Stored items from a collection

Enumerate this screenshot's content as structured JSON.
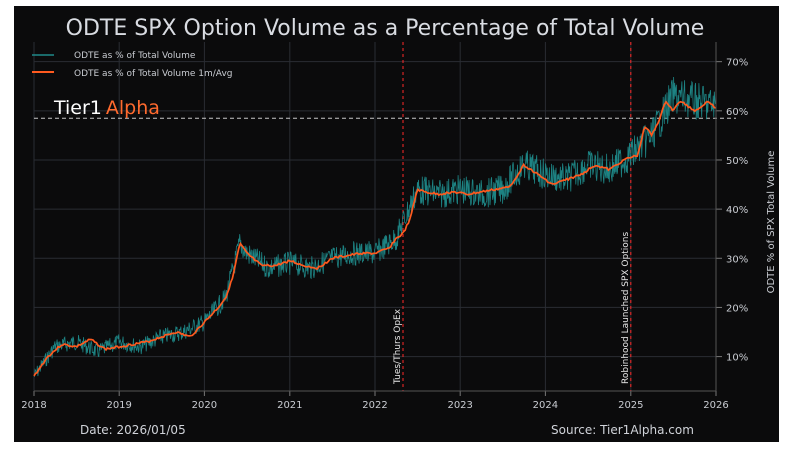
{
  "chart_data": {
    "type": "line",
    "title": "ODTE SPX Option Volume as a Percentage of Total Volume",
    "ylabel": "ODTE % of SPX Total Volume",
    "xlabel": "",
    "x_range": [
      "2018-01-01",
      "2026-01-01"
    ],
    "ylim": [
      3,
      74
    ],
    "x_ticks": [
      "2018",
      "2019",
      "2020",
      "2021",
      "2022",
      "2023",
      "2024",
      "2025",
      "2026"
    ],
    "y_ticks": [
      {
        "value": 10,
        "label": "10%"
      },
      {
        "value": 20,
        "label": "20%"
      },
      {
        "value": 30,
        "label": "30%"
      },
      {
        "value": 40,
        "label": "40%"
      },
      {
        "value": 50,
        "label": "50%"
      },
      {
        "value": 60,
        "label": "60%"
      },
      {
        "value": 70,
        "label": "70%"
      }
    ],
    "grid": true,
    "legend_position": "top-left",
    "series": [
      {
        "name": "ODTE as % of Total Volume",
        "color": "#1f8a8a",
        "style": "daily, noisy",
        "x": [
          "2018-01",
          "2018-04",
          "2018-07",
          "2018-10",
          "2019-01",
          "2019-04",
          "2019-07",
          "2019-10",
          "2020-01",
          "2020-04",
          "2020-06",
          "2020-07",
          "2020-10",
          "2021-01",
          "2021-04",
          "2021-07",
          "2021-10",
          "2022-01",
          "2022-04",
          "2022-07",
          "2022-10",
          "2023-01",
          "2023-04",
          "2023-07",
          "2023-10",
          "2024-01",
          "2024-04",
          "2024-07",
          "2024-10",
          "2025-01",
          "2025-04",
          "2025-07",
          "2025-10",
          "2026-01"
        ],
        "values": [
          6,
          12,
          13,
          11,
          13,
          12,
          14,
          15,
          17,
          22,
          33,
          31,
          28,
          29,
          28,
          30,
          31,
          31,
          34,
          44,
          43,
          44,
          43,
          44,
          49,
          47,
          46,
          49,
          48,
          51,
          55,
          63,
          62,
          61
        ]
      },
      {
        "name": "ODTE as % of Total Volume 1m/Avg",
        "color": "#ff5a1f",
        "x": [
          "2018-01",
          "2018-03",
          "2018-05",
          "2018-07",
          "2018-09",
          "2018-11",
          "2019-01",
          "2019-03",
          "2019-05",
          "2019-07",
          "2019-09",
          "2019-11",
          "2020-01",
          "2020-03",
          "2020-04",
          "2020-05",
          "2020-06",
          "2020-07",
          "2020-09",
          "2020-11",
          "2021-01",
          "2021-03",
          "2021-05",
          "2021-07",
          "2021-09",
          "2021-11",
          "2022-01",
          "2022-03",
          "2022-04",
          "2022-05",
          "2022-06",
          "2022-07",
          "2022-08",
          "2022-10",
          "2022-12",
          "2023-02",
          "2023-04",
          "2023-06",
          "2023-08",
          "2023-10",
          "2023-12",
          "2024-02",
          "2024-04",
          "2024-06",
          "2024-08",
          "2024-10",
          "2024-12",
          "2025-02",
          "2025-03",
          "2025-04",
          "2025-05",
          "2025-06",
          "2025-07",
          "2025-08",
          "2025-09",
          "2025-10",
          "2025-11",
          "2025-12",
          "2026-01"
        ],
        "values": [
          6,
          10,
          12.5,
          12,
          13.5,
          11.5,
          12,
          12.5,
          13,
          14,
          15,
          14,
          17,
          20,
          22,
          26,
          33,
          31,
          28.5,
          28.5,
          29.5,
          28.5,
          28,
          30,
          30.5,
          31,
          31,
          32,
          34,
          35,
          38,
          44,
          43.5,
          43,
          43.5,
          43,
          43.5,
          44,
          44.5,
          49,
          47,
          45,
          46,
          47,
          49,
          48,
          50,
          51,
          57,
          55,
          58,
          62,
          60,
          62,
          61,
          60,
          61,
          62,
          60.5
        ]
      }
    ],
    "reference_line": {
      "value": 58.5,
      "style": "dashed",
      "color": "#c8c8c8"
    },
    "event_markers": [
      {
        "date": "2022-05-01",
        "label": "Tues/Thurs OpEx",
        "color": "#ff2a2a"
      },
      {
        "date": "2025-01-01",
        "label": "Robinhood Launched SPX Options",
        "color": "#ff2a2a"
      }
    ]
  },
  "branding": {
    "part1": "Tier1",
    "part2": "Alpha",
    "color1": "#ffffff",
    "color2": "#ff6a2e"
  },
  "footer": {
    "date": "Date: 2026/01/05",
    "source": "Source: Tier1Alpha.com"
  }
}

** EXERCISE AIM **
In the listing, find each line with the string "Total" and copy it.

** PROBLEM SOLUTION **
    "title": "ODTE SPX Option Volume as a Percentage of Total Volume",
    "ylabel": "ODTE % of SPX Total Volume",
        "name": "ODTE as % of Total Volume",
        "name": "ODTE as % of Total Volume 1m/Avg",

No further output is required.